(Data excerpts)
┄┄┄┄┄┄┄┄┄┄┄┄┄┄┄┄┄┄┄┄
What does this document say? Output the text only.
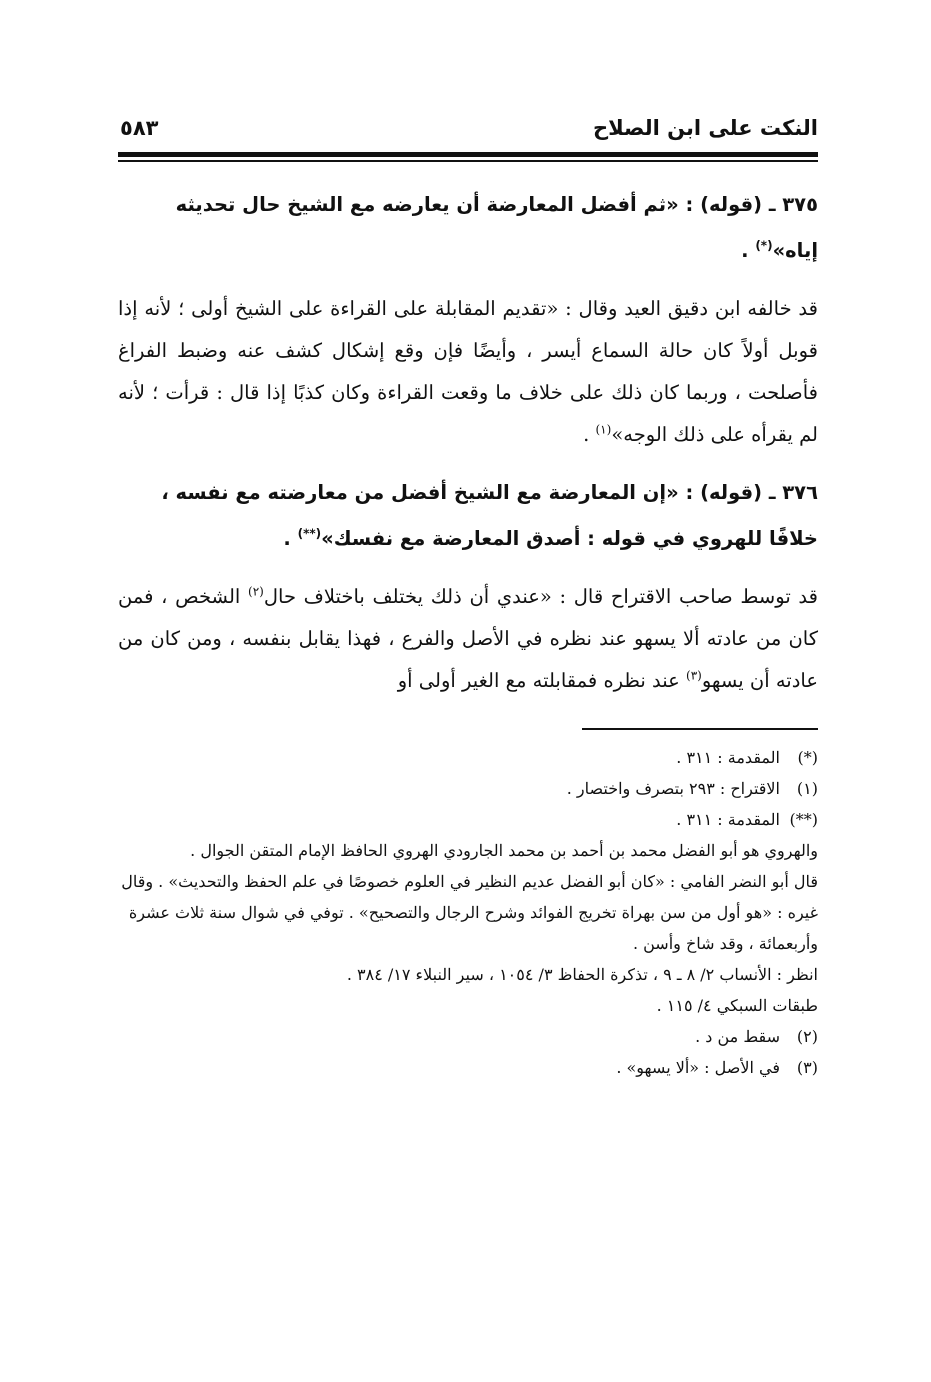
النكت على ابن الصلاح
٥٨٣

٣٧٥ ـ (قوله) : «ثم أفضل المعارضة أن يعارضه مع الشيخ حال تحديثه
إياه»(*) .

قد خالفه ابن دقيق العيد وقال : «تقديم المقابلة على القراءة على الشيخ أولى ؛ لأنه إذا قوبل أولاً كان حالة السماع أيسر ، وأيضًا فإن وقع إشكال كشف عنه وضبط الفراغ فأصلحت ، وربما كان ذلك على خلاف ما وقعت القراءة وكان كذبًا إذا قال : قرأت ؛ لأنه لم يقرأه على ذلك الوجه»$^{(١)}$ .

٣٧٦ ـ (قوله) : «إن المعارضة مع الشيخ أفضل من معارضته مع نفسه ،
خلافًا للهروي في قوله : أصدق المعارضة مع نفسك»(**) .

قد توسط صاحب الاقتراح قال : «عندي أن ذلك يختلف باختلاف حال$^{(٢)}$ الشخص ، فمن كان من عادته ألا يسهو عند نظره في الأصل والفرع ، فهذا يقابل بنفسه ، ومن كان من عادته أن يسهو$^{(٣)}$ عند نظره فمقابلته مع الغير أولى أو

(*)المقدمة : ٣١١ .

(١)الاقتراح : ٢٩٣ بتصرف واختصار .

(**)المقدمة : ٣١١ .

والهروي هو أبو الفضل محمد بن أحمد بن محمد الجارودي الهروي الحافظ الإمام المتقن الجوال .

قال أبو النضر الفامي : «كان أبو الفضل عديم النظير في العلوم خصوصًا في علم الحفظ والتحديث» . وقال غيره : «هو أول من سن بهراة تخريج الفوائد وشرح الرجال والتصحيح» . توفي في شوال سنة ثلاث عشرة وأربعمائة ، وقد شاخ وأسن .

انظر : الأنساب ٢/ ٨ ـ ٩ ، تذكرة الحفاظ ٣/ ١٠٥٤ ، سير النبلاء ١٧/ ٣٨٤ .

طبقات السبكي ٤/ ١١٥ .

(٢)سقط من د .

(٣)في الأصل : «ألا يسهو» .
┄┄┄┄┄┄┄┄┄┄┄┄┄┄┄┄┄┄┄┄
DIRECTION >> Omitting all images, retype each line of the records precisely.

RESPONSE BELOW >>
What does this document say? Output the text only.
النكت على ابن الصلاح
٥٨٣

٣٧٥ ـ (قوله) : «ثم أفضل المعارضة أن يعارضه مع الشيخ حال تحديثه
إياه»(*) .

قد خالفه ابن دقيق العيد وقال : «تقديم المقابلة على القراءة على الشيخ أولى ؛ لأنه إذا قوبل أولاً كان حالة السماع أيسر ، وأيضًا فإن وقع إشكال كشف عنه وضبط الفراغ فأصلحت ، وربما كان ذلك على خلاف ما وقعت القراءة وكان كذبًا إذا قال : قرأت ؛ لأنه لم يقرأه على ذلك الوجه»$^{(١)}$ .

٣٧٦ ـ (قوله) : «إن المعارضة مع الشيخ أفضل من معارضته مع نفسه ،
خلافًا للهروي في قوله : أصدق المعارضة مع نفسك»(**) .

قد توسط صاحب الاقتراح قال : «عندي أن ذلك يختلف باختلاف حال$^{(٢)}$ الشخص ، فمن كان من عادته ألا يسهو عند نظره في الأصل والفرع ، فهذا يقابل بنفسه ، ومن كان من عادته أن يسهو$^{(٣)}$ عند نظره فمقابلته مع الغير أولى أو

(*)المقدمة : ٣١١ .

(١)الاقتراح : ٢٩٣ بتصرف واختصار .

(**)المقدمة : ٣١١ .

والهروي هو أبو الفضل محمد بن أحمد بن محمد الجارودي الهروي الحافظ الإمام المتقن الجوال .

قال أبو النضر الفامي : «كان أبو الفضل عديم النظير في العلوم خصوصًا في علم الحفظ والتحديث» . وقال غيره : «هو أول من سن بهراة تخريج الفوائد وشرح الرجال والتصحيح» . توفي في شوال سنة ثلاث عشرة وأربعمائة ، وقد شاخ وأسن .

انظر : الأنساب ٢/ ٨ ـ ٩ ، تذكرة الحفاظ ٣/ ١٠٥٤ ، سير النبلاء ١٧/ ٣٨٤ .

طبقات السبكي ٤/ ١١٥ .

(٢)سقط من د .

(٣)في الأصل : «ألا يسهو» .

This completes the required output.